> Data excerpts
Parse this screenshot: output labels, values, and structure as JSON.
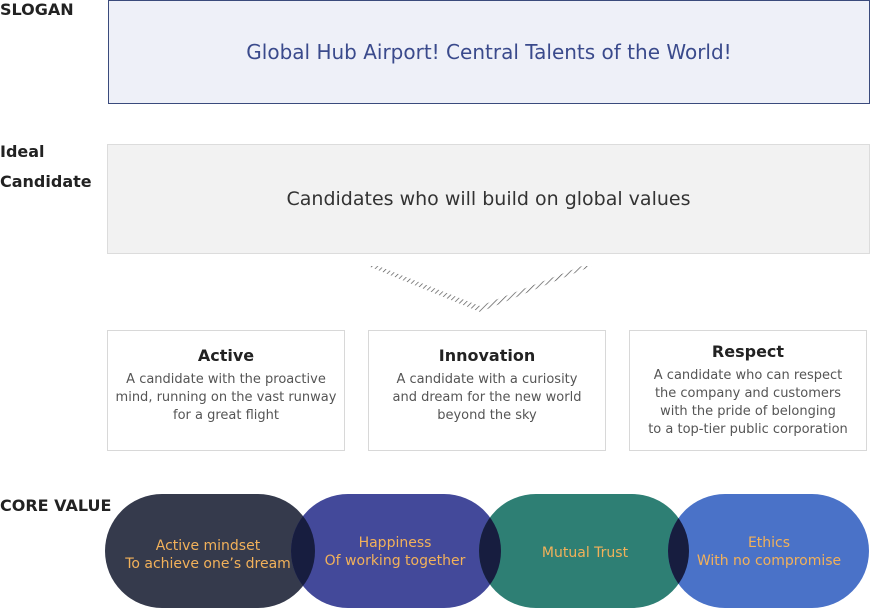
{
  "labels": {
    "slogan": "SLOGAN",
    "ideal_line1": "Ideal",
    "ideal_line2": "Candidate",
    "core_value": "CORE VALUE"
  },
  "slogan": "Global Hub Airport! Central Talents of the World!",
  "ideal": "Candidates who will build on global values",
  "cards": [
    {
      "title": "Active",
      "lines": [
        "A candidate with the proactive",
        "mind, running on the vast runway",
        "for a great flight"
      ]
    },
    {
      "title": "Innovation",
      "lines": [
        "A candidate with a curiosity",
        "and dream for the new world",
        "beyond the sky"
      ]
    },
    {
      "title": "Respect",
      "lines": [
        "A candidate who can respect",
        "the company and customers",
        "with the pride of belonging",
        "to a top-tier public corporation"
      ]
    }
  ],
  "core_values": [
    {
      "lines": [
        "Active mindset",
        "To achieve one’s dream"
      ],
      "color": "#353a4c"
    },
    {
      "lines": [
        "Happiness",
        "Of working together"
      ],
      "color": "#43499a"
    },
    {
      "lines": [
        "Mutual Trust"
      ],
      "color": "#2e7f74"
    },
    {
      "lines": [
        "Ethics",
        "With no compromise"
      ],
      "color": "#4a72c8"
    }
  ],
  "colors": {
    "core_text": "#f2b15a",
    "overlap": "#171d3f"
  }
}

==

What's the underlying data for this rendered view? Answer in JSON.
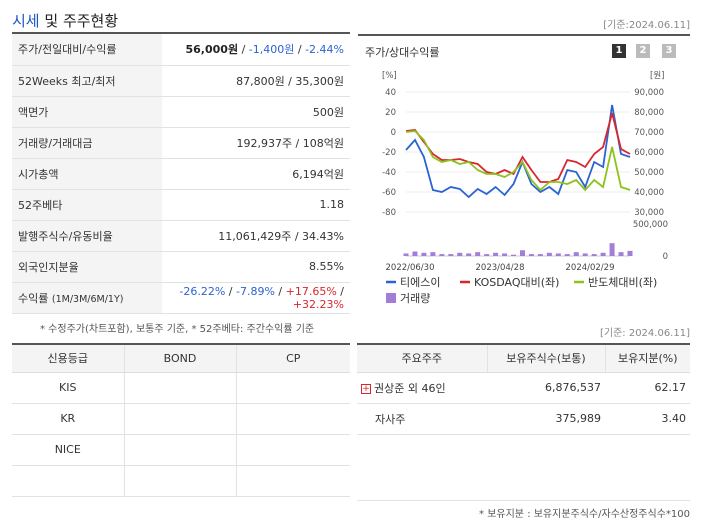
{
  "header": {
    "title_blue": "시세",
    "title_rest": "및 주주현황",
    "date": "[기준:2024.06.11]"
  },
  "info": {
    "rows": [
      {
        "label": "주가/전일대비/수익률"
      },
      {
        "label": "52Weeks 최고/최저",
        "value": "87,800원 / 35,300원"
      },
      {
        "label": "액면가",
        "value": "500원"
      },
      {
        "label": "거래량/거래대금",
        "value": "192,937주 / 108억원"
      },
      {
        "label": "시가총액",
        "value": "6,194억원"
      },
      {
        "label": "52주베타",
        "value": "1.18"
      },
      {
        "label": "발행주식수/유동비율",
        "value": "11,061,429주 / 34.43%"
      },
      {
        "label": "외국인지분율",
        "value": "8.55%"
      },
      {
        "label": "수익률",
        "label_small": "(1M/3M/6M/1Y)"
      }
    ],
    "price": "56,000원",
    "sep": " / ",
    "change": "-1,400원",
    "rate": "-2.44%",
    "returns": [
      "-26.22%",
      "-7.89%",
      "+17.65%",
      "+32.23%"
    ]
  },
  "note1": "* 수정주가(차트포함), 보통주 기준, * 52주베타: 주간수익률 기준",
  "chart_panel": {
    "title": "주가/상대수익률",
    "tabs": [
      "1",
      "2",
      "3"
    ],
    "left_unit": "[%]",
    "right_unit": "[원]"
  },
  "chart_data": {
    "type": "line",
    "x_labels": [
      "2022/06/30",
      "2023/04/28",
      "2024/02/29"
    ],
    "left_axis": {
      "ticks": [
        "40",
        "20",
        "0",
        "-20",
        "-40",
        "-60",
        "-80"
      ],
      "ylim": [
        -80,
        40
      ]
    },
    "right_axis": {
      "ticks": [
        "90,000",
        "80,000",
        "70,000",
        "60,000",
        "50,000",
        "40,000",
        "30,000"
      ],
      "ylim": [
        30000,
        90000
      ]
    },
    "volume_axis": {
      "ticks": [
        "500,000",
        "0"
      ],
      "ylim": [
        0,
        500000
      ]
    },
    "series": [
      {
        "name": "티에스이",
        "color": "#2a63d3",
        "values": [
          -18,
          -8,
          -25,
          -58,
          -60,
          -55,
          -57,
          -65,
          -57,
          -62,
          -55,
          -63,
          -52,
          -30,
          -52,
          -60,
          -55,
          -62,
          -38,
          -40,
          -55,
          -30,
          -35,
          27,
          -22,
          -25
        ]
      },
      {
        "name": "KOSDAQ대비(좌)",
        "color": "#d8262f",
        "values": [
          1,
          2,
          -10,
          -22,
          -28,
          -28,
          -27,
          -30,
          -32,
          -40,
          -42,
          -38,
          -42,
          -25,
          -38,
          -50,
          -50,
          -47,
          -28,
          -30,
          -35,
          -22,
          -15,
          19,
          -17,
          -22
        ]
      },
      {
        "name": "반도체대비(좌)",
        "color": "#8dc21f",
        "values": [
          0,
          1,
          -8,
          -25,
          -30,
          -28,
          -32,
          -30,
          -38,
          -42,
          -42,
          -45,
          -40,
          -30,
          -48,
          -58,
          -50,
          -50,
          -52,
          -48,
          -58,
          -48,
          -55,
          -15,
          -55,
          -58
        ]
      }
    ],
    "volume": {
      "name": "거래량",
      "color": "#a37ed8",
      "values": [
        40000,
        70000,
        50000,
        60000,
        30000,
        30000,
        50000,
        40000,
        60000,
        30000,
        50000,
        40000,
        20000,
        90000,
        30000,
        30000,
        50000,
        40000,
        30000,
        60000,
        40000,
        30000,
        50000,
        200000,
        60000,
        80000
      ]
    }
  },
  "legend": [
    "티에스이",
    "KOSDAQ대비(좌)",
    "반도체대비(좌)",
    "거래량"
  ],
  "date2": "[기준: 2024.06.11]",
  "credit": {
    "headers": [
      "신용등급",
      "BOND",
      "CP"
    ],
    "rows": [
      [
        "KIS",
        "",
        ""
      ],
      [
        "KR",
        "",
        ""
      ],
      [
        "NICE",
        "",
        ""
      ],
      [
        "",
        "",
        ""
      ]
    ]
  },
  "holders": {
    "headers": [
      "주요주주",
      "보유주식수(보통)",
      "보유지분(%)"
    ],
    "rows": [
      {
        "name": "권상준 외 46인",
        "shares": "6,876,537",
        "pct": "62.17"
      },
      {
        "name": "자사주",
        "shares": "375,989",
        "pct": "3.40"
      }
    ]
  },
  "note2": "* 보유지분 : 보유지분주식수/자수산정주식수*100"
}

---

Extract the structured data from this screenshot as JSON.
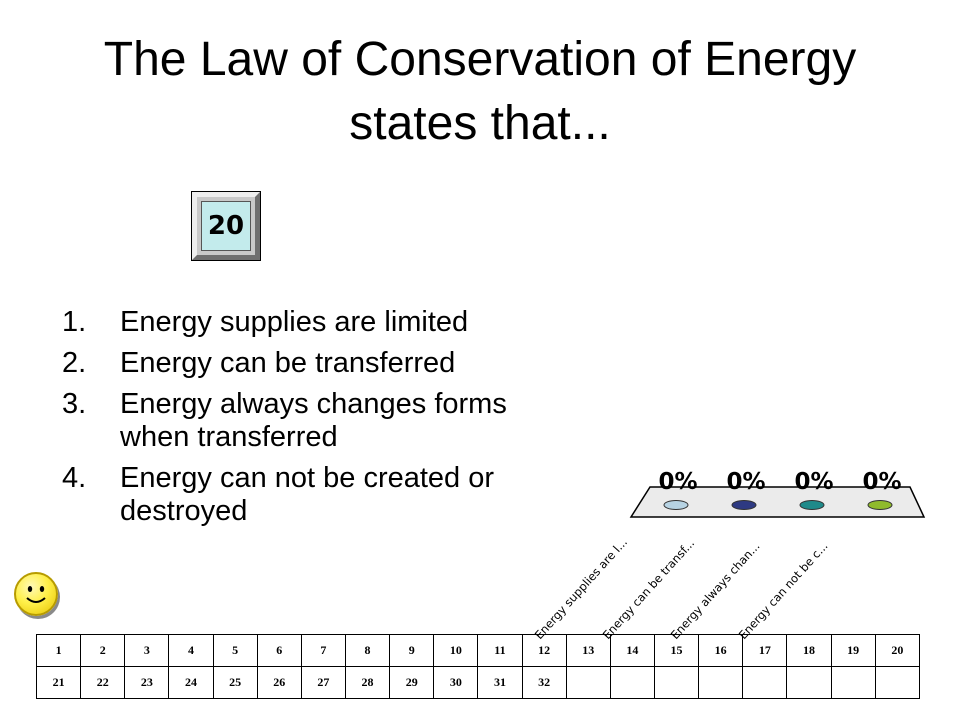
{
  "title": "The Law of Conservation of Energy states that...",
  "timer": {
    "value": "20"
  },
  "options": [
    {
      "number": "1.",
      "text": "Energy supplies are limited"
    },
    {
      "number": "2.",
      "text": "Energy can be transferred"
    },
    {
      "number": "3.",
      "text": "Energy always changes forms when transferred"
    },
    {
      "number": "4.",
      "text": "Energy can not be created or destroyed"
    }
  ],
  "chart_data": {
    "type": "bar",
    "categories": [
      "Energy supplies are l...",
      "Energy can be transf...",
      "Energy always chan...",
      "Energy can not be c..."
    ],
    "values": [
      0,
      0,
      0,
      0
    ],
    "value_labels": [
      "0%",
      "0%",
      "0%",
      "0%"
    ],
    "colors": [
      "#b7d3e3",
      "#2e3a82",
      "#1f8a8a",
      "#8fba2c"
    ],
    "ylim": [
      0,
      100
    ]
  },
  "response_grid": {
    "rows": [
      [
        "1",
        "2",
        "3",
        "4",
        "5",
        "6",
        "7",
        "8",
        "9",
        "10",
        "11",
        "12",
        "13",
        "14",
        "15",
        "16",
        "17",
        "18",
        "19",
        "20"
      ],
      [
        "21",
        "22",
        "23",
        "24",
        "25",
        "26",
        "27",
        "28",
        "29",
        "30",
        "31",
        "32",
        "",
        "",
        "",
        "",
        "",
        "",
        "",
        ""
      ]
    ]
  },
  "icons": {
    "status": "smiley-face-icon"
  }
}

> Exercise description
Every line in the data above that contains "screenshot" needs to be copied.

> Written answer
Parse this screenshot: output labels, values, and structure as JSON.
Extract the structured data from this screenshot as JSON.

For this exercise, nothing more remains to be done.